Copy each entry as it stands, leaving nothing out.

--- Start PROVIDED RECORDS ---

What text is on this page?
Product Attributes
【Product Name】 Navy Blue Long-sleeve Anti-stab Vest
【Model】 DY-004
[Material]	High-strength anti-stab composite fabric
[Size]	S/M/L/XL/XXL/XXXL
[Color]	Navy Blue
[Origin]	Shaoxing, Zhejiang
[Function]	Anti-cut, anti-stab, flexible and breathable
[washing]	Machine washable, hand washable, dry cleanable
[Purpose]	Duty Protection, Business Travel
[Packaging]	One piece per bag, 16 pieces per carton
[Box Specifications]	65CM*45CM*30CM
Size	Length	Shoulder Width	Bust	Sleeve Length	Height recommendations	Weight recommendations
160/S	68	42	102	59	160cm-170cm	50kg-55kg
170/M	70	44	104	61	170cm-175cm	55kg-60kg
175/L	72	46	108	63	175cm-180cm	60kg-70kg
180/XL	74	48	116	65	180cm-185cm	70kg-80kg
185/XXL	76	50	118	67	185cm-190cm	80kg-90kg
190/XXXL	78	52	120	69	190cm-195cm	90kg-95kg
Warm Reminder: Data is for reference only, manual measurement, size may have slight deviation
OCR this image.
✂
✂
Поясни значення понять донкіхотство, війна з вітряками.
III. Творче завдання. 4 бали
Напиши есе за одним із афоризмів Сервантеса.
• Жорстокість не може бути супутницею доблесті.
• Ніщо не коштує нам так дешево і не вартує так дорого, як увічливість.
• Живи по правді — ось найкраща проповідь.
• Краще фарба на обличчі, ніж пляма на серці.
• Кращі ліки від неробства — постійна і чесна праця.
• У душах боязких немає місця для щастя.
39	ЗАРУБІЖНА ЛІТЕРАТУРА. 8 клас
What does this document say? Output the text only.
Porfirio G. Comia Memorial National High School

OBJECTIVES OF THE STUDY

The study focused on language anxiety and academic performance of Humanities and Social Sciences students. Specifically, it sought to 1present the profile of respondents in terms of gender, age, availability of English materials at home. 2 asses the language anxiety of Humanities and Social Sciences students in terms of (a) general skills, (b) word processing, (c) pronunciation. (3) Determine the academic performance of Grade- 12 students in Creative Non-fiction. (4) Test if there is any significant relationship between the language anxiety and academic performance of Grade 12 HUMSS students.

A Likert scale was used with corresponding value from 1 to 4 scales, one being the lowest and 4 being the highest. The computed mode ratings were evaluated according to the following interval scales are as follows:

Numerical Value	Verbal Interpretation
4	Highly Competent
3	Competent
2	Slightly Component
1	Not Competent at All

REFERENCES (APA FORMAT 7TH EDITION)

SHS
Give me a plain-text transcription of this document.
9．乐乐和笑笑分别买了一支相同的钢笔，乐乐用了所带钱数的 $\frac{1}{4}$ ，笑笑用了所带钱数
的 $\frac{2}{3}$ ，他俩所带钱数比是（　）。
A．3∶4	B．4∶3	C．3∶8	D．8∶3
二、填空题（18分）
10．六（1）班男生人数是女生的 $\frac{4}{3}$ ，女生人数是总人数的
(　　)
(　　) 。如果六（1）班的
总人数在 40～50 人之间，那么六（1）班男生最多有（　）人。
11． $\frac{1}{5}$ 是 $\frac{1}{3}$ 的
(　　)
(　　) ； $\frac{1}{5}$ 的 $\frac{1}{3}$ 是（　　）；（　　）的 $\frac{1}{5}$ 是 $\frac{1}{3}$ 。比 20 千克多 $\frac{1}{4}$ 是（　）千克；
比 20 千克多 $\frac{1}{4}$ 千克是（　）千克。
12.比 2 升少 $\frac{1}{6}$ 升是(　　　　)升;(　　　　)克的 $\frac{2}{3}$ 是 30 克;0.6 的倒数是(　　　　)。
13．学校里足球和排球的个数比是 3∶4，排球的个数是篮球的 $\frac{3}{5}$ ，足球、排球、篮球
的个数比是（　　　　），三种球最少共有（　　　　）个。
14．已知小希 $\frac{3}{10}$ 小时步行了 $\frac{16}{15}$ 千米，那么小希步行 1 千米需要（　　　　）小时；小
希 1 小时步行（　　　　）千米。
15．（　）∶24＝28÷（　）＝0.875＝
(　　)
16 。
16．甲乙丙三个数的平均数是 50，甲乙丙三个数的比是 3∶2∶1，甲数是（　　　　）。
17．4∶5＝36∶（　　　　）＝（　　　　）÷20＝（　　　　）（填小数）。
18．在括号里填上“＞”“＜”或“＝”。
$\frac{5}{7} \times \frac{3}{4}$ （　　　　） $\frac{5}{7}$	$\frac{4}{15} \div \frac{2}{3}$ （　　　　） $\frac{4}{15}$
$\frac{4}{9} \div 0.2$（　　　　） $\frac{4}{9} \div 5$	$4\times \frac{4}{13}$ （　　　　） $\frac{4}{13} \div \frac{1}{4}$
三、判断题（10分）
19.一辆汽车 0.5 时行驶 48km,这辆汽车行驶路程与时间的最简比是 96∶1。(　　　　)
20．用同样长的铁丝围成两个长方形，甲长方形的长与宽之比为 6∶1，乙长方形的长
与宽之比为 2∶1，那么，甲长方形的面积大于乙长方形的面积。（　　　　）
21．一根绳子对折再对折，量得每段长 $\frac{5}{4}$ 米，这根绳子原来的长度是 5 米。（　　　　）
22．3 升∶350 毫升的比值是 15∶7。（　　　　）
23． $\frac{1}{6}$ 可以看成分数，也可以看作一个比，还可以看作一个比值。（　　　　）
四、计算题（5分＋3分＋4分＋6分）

--- End PROVIDED RECORDS ---

• PROBLEM SOLUTION:
What text is on this page?
Product Attributes
【Product Name】 Navy Blue Long-sleeve Anti-stab Vest
【Model】 DY-004
[Material]	High-strength anti-stab composite fabric
[Size]	S/M/L/XL/XXL/XXXL
[Color]	Navy Blue
[Origin]	Shaoxing, Zhejiang
[Function]	Anti-cut, anti-stab, flexible and breathable
[washing]	Machine washable, hand washable, dry cleanable
[Purpose]	Duty Protection, Business Travel
[Packaging]	One piece per bag, 16 pieces per carton
[Box Specifications]	65CM*45CM*30CM
Size	Length	Shoulder Width	Bust	Sleeve Length	Height recommendations	Weight recommendations
160/S	68	42	102	59	160cm-170cm	50kg-55kg
170/M	70	44	104	61	170cm-175cm	55kg-60kg
175/L	72	46	108	63	175cm-180cm	60kg-70kg
180/XL	74	48	116	65	180cm-185cm	70kg-80kg
185/XXL	76	50	118	67	185cm-190cm	80kg-90kg
190/XXXL	78	52	120	69	190cm-195cm	90kg-95kg
Warm Reminder: Data is for reference only, manual measurement, size may have slight deviation
OCR this image.
✂
✂
Поясни значення понять донкіхотство, війна з вітряками.
III. Творче завдання. 4 бали
Напиши есе за одним із афоризмів Сервантеса.
• Жорстокість не може бути супутницею доблесті.
• Ніщо не коштує нам так дешево і не вартує так дорого, як увічливість.
• Живи по правді — ось найкраща проповідь.
• Краще фарба на обличчі, ніж пляма на серці.
• Кращі ліки від неробства — постійна і чесна праця.
• У душах боязких немає місця для щастя.
39	ЗАРУБІЖНА ЛІТЕРАТУРА. 8 клас
What does this document say? Output the text only.
Porfirio G. Comia Memorial National High School

OBJECTIVES OF THE STUDY

The study focused on language anxiety and academic performance of Humanities and Social Sciences students. Specifically, it sought to 1present the profile of respondents in terms of gender, age, availability of English materials at home. 2 asses the language anxiety of Humanities and Social Sciences students in terms of (a) general skills, (b) word processing, (c) pronunciation. (3) Determine the academic performance of Grade- 12 students in Creative Non-fiction. (4) Test if there is any significant relationship between the language anxiety and academic performance of Grade 12 HUMSS students.

A Likert scale was used with corresponding value from 1 to 4 scales, one being the lowest and 4 being the highest. The computed mode ratings were evaluated according to the following interval scales are as follows:

Numerical Value	Verbal Interpretation
4	Highly Competent
3	Competent
2	Slightly Component
1	Not Competent at All

REFERENCES (APA FORMAT 7TH EDITION)

SHS
Give me a plain-text transcription of this document.
9．乐乐和笑笑分别买了一支相同的钢笔，乐乐用了所带钱数的 $\frac{1}{4}$ ，笑笑用了所带钱数
的 $\frac{2}{3}$ ，他俩所带钱数比是（　）。
A．3∶4	B．4∶3	C．3∶8	D．8∶3
二、填空题（18分）
10．六（1）班男生人数是女生的 $\frac{4}{3}$ ，女生人数是总人数的
(　　)
(　　) 。如果六（1）班的
总人数在 40～50 人之间，那么六（1）班男生最多有（　）人。
11． $\frac{1}{5}$ 是 $\frac{1}{3}$ 的
(　　)
(　　) ； $\frac{1}{5}$ 的 $\frac{1}{3}$ 是（　　）；（　　）的 $\frac{1}{5}$ 是 $\frac{1}{3}$ 。比 20 千克多 $\frac{1}{4}$ 是（　）千克；
比 20 千克多 $\frac{1}{4}$ 千克是（　）千克。
12.比 2 升少 $\frac{1}{6}$ 升是(　　　　)升;(　　　　)克的 $\frac{2}{3}$ 是 30 克;0.6 的倒数是(　　　　)。
13．学校里足球和排球的个数比是 3∶4，排球的个数是篮球的 $\frac{3}{5}$ ，足球、排球、篮球
的个数比是（　　　　），三种球最少共有（　　　　）个。
14．已知小希 $\frac{3}{10}$ 小时步行了 $\frac{16}{15}$ 千米，那么小希步行 1 千米需要（　　　　）小时；小
希 1 小时步行（　　　　）千米。
15．（　）∶24＝28÷（　）＝0.875＝
(　　)
16 。
16．甲乙丙三个数的平均数是 50，甲乙丙三个数的比是 3∶2∶1，甲数是（　　　　）。
17．4∶5＝36∶（　　　　）＝（　　　　）÷20＝（　　　　）（填小数）。
18．在括号里填上“＞”“＜”或“＝”。
$\frac{5}{7} \times \frac{3}{4}$ （　　　　） $\frac{5}{7}$	$\frac{4}{15} \div \frac{2}{3}$ （　　　　） $\frac{4}{15}$
$\frac{4}{9} \div 0.2$（　　　　） $\frac{4}{9} \div 5$	$4\times \frac{4}{13}$ （　　　　） $\frac{4}{13} \div \frac{1}{4}$
三、判断题（10分）
19.一辆汽车 0.5 时行驶 48km,这辆汽车行驶路程与时间的最简比是 96∶1。(　　　　)
20．用同样长的铁丝围成两个长方形，甲长方形的长与宽之比为 6∶1，乙长方形的长
与宽之比为 2∶1，那么，甲长方形的面积大于乙长方形的面积。（　　　　）
21．一根绳子对折再对折，量得每段长 $\frac{5}{4}$ 米，这根绳子原来的长度是 5 米。（　　　　）
22．3 升∶350 毫升的比值是 15∶7。（　　　　）
23． $\frac{1}{6}$ 可以看成分数，也可以看作一个比，还可以看作一个比值。（　　　　）
四、计算题（5分＋3分＋4分＋6分）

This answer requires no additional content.